→ **Record list**:

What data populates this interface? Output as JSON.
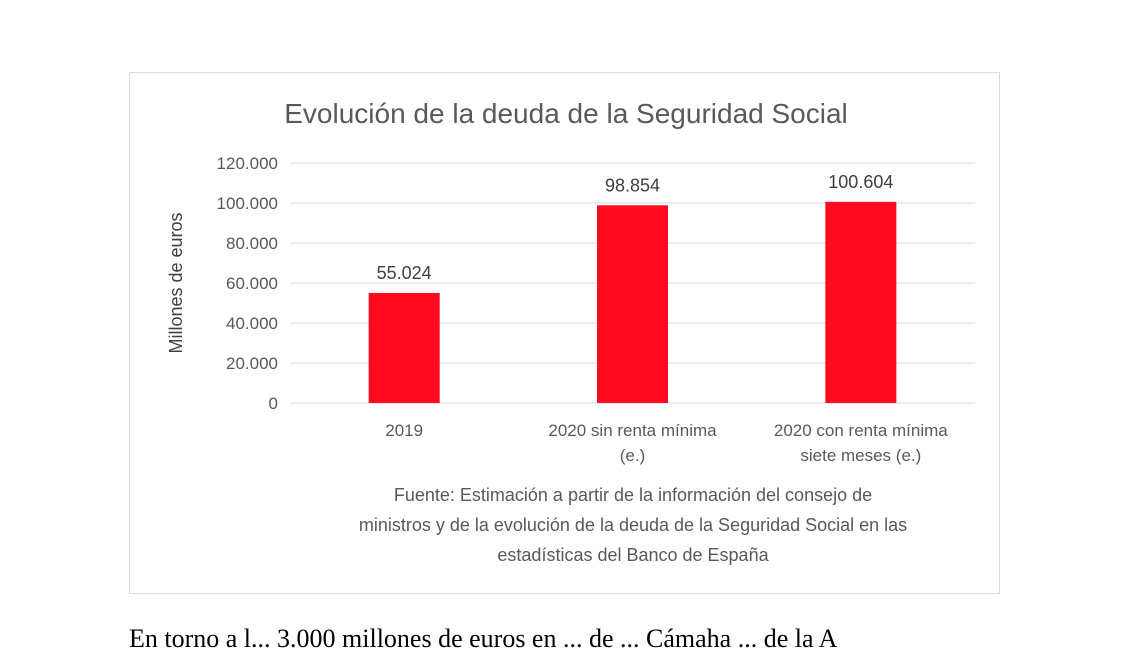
{
  "chart_data": {
    "type": "bar",
    "title": "Evolución de la deuda de la Seguridad Social",
    "ylabel": "Millones de euros",
    "xlabel": "",
    "ylim": [
      0,
      120000
    ],
    "yticks": [
      0,
      20000,
      40000,
      60000,
      80000,
      100000,
      120000
    ],
    "ytick_labels": [
      "0",
      "20.000",
      "40.000",
      "60.000",
      "80.000",
      "100.000",
      "120.000"
    ],
    "grid": true,
    "legend": "none",
    "bar_color": "#ff0a1e",
    "categories": [
      [
        "2019"
      ],
      [
        "2020 sin renta mínima",
        "(e.)"
      ],
      [
        "2020 con renta mínima",
        "siete meses (e.)"
      ]
    ],
    "values": [
      55024,
      98854,
      100604
    ],
    "value_labels": [
      "55.024",
      "98.854",
      "100.604"
    ],
    "source_lines": [
      "Fuente: Estimación a partir de la información del consejo de",
      "ministros y de la evolución de la deuda de la Seguridad Social en las",
      "estadísticas del Banco de España"
    ]
  },
  "body_text": "En torno a l... 3.000 millones de euros en ... de ... Cámaha ... de la A"
}
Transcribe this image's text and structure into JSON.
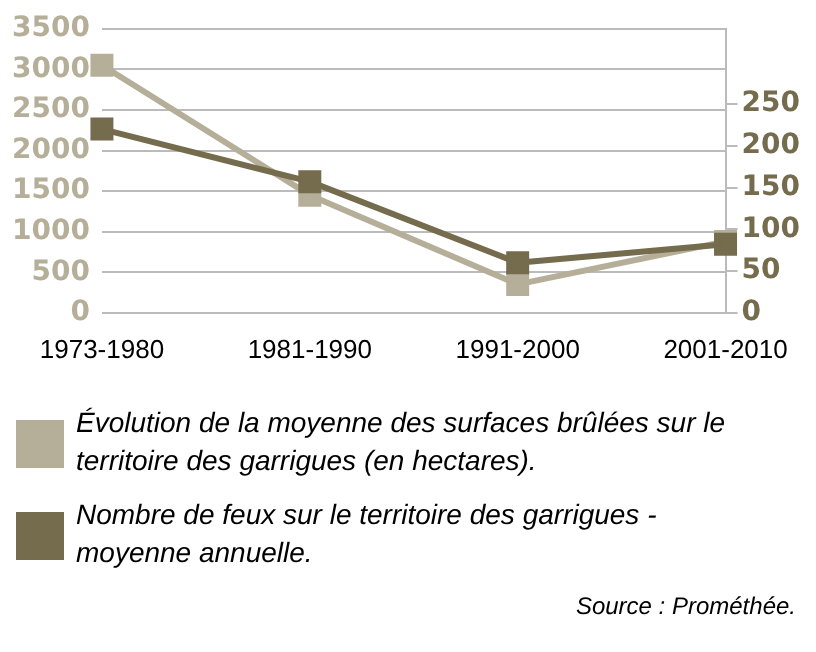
{
  "chart_data": {
    "type": "line",
    "categories": [
      "1973-1980",
      "1981-1990",
      "1991-2000",
      "2001-2010"
    ],
    "series": [
      {
        "name": "Évolution de la moyenne des surfaces brûlées sur le territoire des garrigues (en hectares).",
        "color": "#b5ae98",
        "values": [
          3050,
          1450,
          350,
          880
        ]
      },
      {
        "name": "Nombre de feux sur le territoire des garrigues - moyenne annuelle.",
        "color": "#756b4d",
        "values": [
          220,
          157,
          60,
          82
        ],
        "axis": "y2"
      }
    ],
    "ylim": [
      0,
      3500
    ],
    "yticks": [
      0,
      500,
      1000,
      1500,
      2000,
      2500,
      3000,
      3500
    ],
    "y2lim": [
      0,
      340
    ],
    "y2ticks": [
      0,
      50,
      100,
      150,
      200,
      250
    ],
    "grid": "y",
    "legend": "bottom",
    "marker": "square",
    "line_style": "solid",
    "annotations": [
      "Source : Prométhée."
    ]
  }
}
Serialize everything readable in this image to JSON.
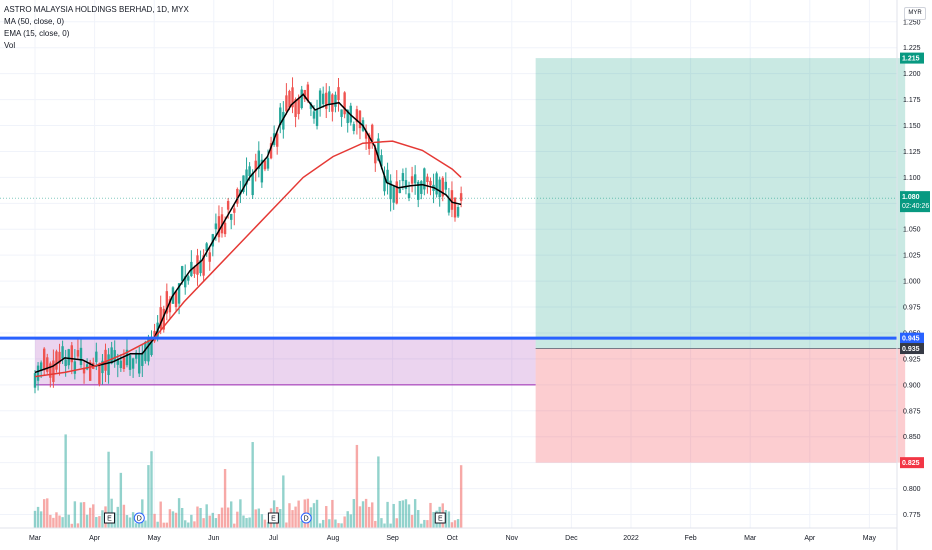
{
  "chart_data": {
    "type": "candlestick",
    "title": "ASTRO MALAYSIA HOLDINGS BERHAD, 1D, MYX",
    "legend": [
      "MA (50, close, 0)",
      "EMA (15, close, 0)",
      "Vol"
    ],
    "currency": "MYR",
    "y_ticks": [
      1.25,
      1.225,
      1.2,
      1.175,
      1.15,
      1.125,
      1.1,
      1.075,
      1.05,
      1.025,
      1.0,
      0.975,
      0.95,
      0.925,
      0.9,
      0.875,
      0.85,
      0.825,
      0.8,
      0.775
    ],
    "ylim": [
      0.762,
      1.271
    ],
    "x_ticks": [
      "Mar",
      "Apr",
      "May",
      "Jun",
      "Jul",
      "Aug",
      "Sep",
      "Oct",
      "Nov",
      "Dec",
      "2022",
      "Feb",
      "Mar",
      "Apr",
      "May"
    ],
    "series": [
      {
        "name": "EMA (15, close, 0)",
        "color": "#000000",
        "points": [
          [
            0.0,
            0.912
          ],
          [
            0.3,
            0.918
          ],
          [
            0.5,
            0.926
          ],
          [
            0.8,
            0.924
          ],
          [
            1.0,
            0.918
          ],
          [
            1.3,
            0.922
          ],
          [
            1.6,
            0.93
          ],
          [
            1.8,
            0.93
          ],
          [
            2.0,
            0.945
          ],
          [
            2.3,
            0.985
          ],
          [
            2.6,
            1.01
          ],
          [
            2.8,
            1.02
          ],
          [
            3.0,
            1.04
          ],
          [
            3.3,
            1.07
          ],
          [
            3.6,
            1.1
          ],
          [
            3.9,
            1.12
          ],
          [
            4.1,
            1.15
          ],
          [
            4.3,
            1.17
          ],
          [
            4.5,
            1.18
          ],
          [
            4.7,
            1.165
          ],
          [
            4.9,
            1.17
          ],
          [
            5.1,
            1.172
          ],
          [
            5.3,
            1.16
          ],
          [
            5.5,
            1.15
          ],
          [
            5.7,
            1.13
          ],
          [
            5.9,
            1.095
          ],
          [
            6.1,
            1.09
          ],
          [
            6.3,
            1.092
          ],
          [
            6.5,
            1.093
          ],
          [
            6.7,
            1.09
          ],
          [
            6.9,
            1.083
          ],
          [
            7.0,
            1.076
          ],
          [
            7.15,
            1.074
          ]
        ]
      },
      {
        "name": "MA (50, close, 0)",
        "color": "#e53935",
        "points": [
          [
            0.0,
            0.908
          ],
          [
            0.5,
            0.912
          ],
          [
            1.0,
            0.918
          ],
          [
            1.5,
            0.93
          ],
          [
            2.0,
            0.945
          ],
          [
            2.5,
            0.98
          ],
          [
            3.0,
            1.01
          ],
          [
            3.5,
            1.04
          ],
          [
            4.0,
            1.07
          ],
          [
            4.5,
            1.1
          ],
          [
            5.0,
            1.12
          ],
          [
            5.5,
            1.133
          ],
          [
            6.0,
            1.135
          ],
          [
            6.5,
            1.126
          ],
          [
            7.0,
            1.108
          ],
          [
            7.15,
            1.1
          ]
        ]
      }
    ],
    "last_price": 1.08,
    "countdown": "02:40:26",
    "price_tags": [
      {
        "value": 1.215,
        "label": "1.215",
        "color": "#089981"
      },
      {
        "value": 0.945,
        "label": "0.945",
        "color": "#2962ff"
      },
      {
        "value": 0.935,
        "label": "0.935",
        "color": "#363a45"
      },
      {
        "value": 0.825,
        "label": "0.825",
        "color": "#f23645"
      }
    ],
    "horizontal_line": {
      "value": 0.945,
      "color": "#2962ff"
    },
    "support_zone": {
      "from": 0.9,
      "to": 0.945,
      "x_from": 0.0,
      "x_to": 8.4,
      "color": "rgba(156,39,176,0.2)"
    },
    "long_position": {
      "entry": 0.935,
      "target": 1.215,
      "stop": 0.825,
      "x_from": 8.4,
      "x_to": 14.6
    },
    "events": [
      {
        "x": 1.25,
        "label": "E"
      },
      {
        "x": 1.75,
        "label": "D"
      },
      {
        "x": 4.0,
        "label": "E"
      },
      {
        "x": 4.55,
        "label": "D"
      },
      {
        "x": 6.8,
        "label": "E"
      }
    ]
  }
}
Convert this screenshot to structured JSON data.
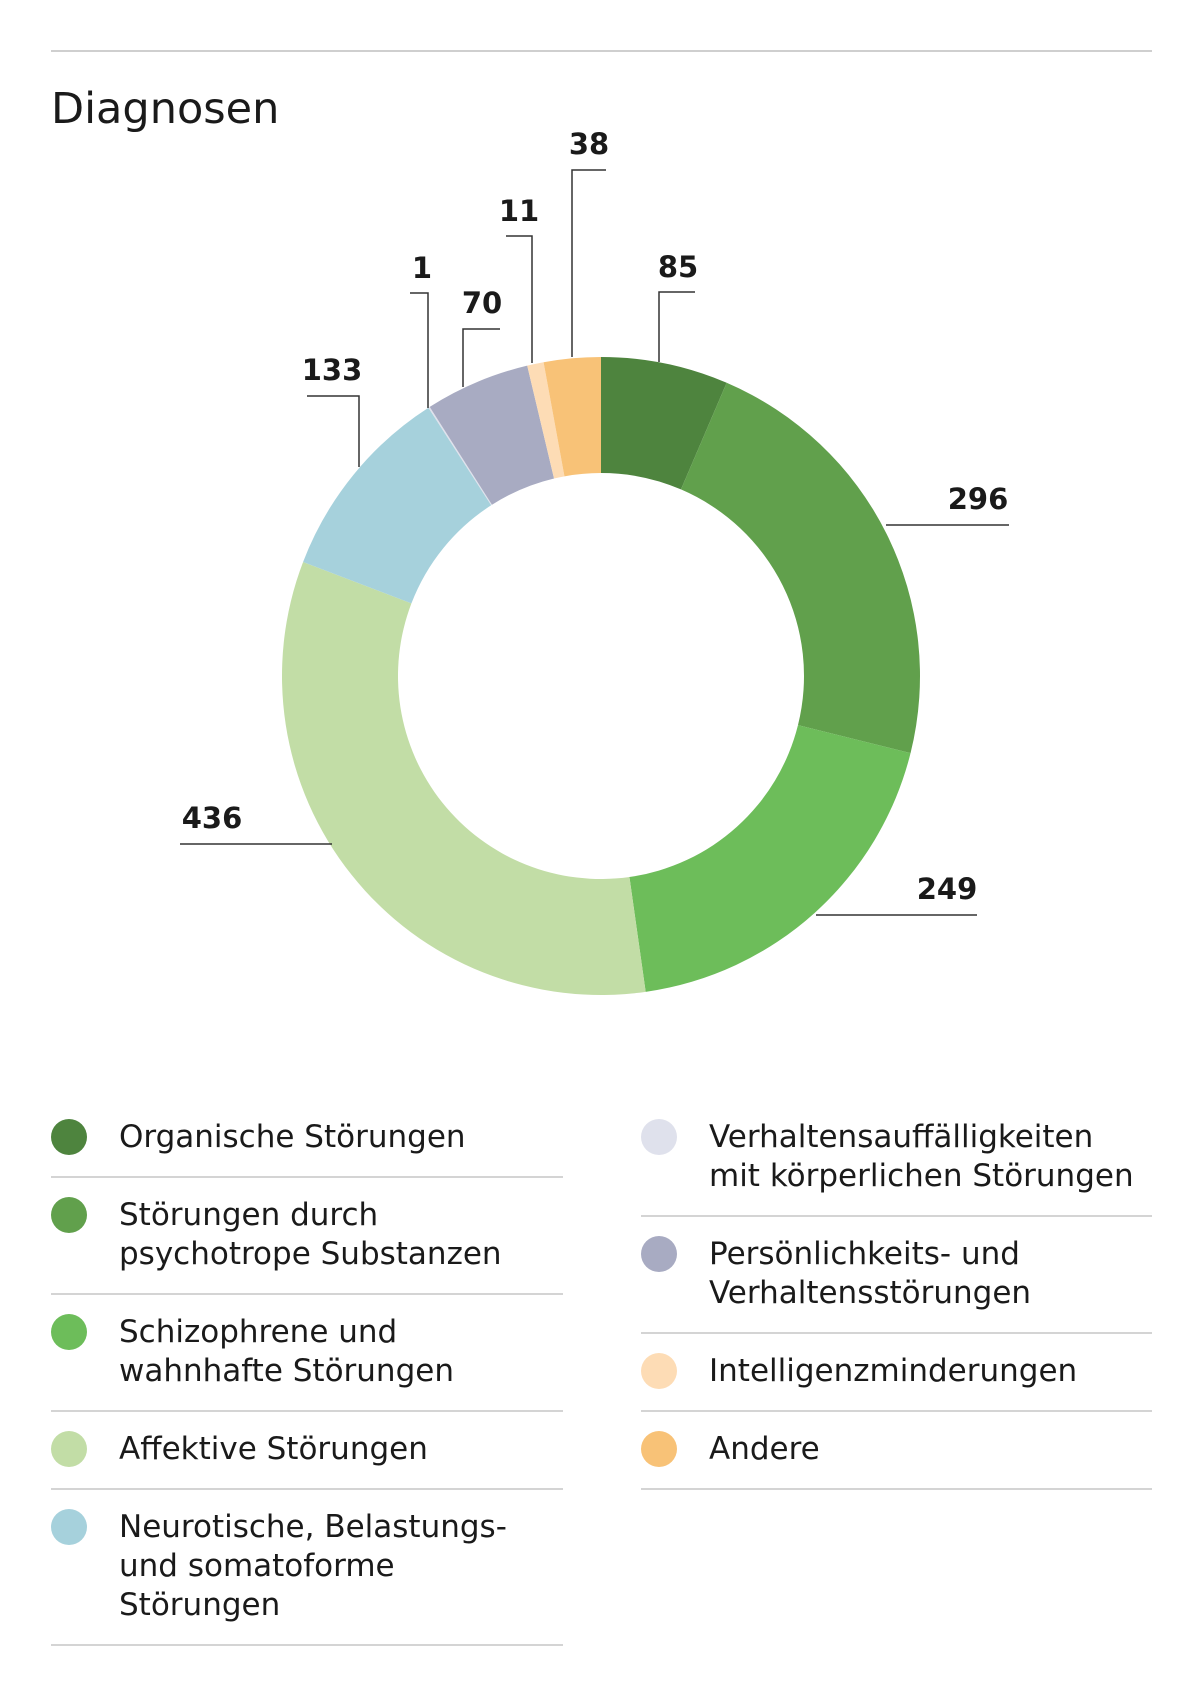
{
  "chart_data": {
    "type": "pie",
    "variant": "donut",
    "title": "Diagnosen",
    "legend_position": "bottom",
    "categories": [
      "Organische Störungen",
      "Störungen durch psychotrope Substanzen",
      "Schizophrene und wahnhafte Störungen",
      "Affektive Störungen",
      "Neurotische, Belastungs- und somatoforme Störungen",
      "Verhaltensauffälligkeiten mit körperlichen Störungen",
      "Persönlichkeits- und Verhaltensstörungen",
      "Intelligenzminderungen",
      "Andere"
    ],
    "values": [
      85,
      296,
      249,
      436,
      133,
      1,
      70,
      11,
      38
    ],
    "data_labels": [
      "85",
      "296",
      "249",
      "436",
      "133",
      "1",
      "70",
      "11",
      "38"
    ],
    "colors": [
      "#4e843e",
      "#61a04c",
      "#6dbd5a",
      "#c2dda6",
      "#a6d1dc",
      "#dfe1ec",
      "#a8abc2",
      "#fddcb5",
      "#f8c277"
    ]
  },
  "legend": {
    "left": [
      {
        "label": "Organische Störungen",
        "idx": 0
      },
      {
        "label": "Störungen durch\npsychotrope Substanzen",
        "idx": 1
      },
      {
        "label": "Schizophrene und\nwahnhafte Störungen",
        "idx": 2
      },
      {
        "label": "Affektive Störungen",
        "idx": 3
      },
      {
        "label": "Neurotische, Belastungs-\nund somatoforme\nStörungen",
        "idx": 4
      }
    ],
    "right": [
      {
        "label": "Verhaltensauffälligkeiten\nmit körperlichen Störungen",
        "idx": 5
      },
      {
        "label": "Persönlichkeits- und\nVerhaltensstörungen",
        "idx": 6
      },
      {
        "label": "Intelligenzminderungen",
        "idx": 7
      },
      {
        "label": "Andere",
        "idx": 8
      }
    ]
  }
}
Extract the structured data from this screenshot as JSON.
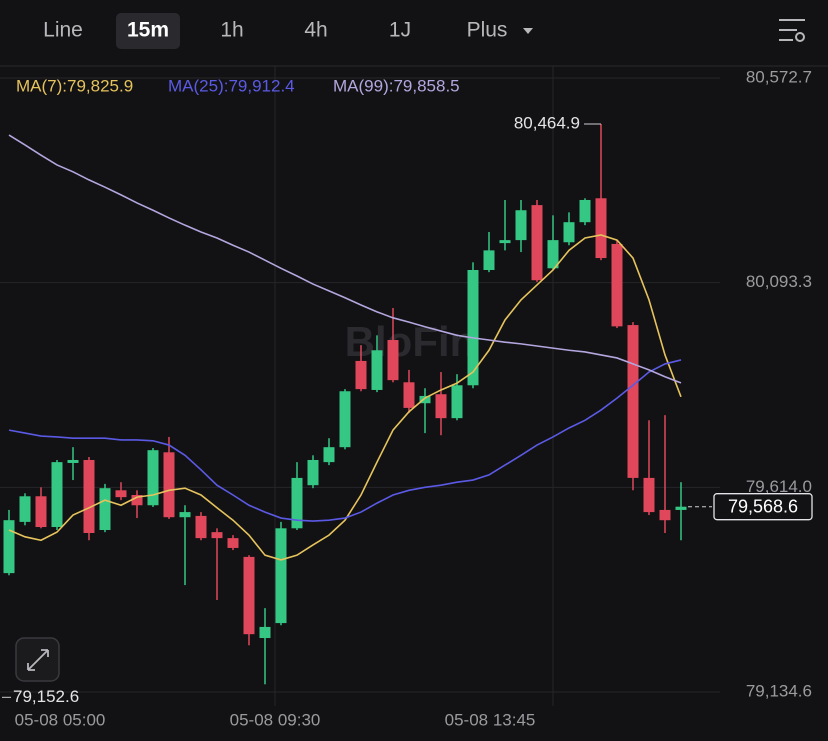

→ **Problem to work on**:
Select and copy each line from the data that includes the word "Intelligenzminderungen".

→ **Exercise answer**:
      "Intelligenzminderungen",
        "label": "Intelligenzminderungen",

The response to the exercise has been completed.